• **Given exercise**
Locate each line containing the string "rychlostí" and copy it out.

•••••

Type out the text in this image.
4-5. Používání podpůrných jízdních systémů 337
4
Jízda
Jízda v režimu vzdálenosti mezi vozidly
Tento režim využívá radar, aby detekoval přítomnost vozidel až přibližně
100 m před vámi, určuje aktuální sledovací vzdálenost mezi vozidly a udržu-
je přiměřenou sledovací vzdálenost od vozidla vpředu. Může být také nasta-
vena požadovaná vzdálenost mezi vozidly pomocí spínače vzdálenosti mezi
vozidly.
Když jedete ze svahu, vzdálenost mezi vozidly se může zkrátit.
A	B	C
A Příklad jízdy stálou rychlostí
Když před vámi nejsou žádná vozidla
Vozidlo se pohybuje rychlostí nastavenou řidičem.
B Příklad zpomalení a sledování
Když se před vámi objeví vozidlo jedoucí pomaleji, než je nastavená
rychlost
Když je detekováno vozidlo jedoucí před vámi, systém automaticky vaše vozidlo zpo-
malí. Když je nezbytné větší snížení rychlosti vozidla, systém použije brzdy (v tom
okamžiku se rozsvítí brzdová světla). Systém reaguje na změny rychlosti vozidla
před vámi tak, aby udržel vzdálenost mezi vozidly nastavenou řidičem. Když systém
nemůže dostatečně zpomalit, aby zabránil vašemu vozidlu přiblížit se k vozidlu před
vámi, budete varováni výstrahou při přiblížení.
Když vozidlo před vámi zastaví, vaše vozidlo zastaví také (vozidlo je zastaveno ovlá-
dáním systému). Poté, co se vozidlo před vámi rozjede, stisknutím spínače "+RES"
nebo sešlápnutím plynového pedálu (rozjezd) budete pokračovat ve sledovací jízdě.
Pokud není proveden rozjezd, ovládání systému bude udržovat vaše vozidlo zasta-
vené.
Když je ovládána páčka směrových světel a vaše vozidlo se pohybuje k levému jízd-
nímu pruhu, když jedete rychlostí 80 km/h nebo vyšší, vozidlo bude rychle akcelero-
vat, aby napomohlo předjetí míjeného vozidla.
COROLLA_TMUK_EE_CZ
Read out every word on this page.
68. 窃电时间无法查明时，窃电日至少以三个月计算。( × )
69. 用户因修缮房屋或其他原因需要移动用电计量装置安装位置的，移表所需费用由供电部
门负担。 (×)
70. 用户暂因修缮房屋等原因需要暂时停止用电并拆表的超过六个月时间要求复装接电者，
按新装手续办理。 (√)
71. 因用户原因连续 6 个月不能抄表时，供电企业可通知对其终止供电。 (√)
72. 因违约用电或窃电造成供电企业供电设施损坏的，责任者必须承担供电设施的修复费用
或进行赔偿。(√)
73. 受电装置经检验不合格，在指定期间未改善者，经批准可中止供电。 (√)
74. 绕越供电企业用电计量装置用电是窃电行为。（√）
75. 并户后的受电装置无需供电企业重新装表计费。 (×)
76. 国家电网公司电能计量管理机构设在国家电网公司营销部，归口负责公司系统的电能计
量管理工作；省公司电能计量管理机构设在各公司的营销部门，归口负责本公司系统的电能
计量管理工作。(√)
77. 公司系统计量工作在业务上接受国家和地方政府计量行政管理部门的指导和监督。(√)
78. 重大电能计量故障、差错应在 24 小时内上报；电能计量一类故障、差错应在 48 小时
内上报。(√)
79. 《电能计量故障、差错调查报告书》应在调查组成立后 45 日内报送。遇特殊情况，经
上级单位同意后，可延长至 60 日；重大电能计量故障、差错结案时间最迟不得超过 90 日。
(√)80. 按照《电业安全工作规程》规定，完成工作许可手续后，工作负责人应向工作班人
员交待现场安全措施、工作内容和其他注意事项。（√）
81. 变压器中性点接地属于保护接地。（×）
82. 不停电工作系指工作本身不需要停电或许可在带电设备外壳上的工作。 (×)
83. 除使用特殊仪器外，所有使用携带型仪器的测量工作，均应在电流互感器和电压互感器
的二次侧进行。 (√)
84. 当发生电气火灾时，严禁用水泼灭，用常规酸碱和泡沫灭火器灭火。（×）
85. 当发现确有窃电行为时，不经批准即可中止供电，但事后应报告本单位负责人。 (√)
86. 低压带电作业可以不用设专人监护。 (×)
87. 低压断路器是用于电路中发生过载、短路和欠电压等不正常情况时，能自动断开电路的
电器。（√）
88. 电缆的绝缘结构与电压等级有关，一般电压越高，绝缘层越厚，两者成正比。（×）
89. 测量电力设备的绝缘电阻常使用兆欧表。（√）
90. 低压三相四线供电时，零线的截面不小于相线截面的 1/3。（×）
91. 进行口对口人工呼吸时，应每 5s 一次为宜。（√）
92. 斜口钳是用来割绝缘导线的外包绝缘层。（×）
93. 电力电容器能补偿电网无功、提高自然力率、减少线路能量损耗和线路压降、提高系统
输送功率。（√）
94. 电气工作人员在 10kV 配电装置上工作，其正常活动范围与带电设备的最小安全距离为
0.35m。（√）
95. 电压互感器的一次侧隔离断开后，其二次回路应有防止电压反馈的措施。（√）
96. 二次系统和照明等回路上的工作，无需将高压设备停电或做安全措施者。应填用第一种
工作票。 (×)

•••••

• **Full response**
A Příklad jízdy stálou rychlostí
Vozidlo se pohybuje rychlostí nastavenou řidičem.
nímu pruhu, když jedete rychlostí 80 km/h nebo vyšší, vozidlo bude rychle akcelero-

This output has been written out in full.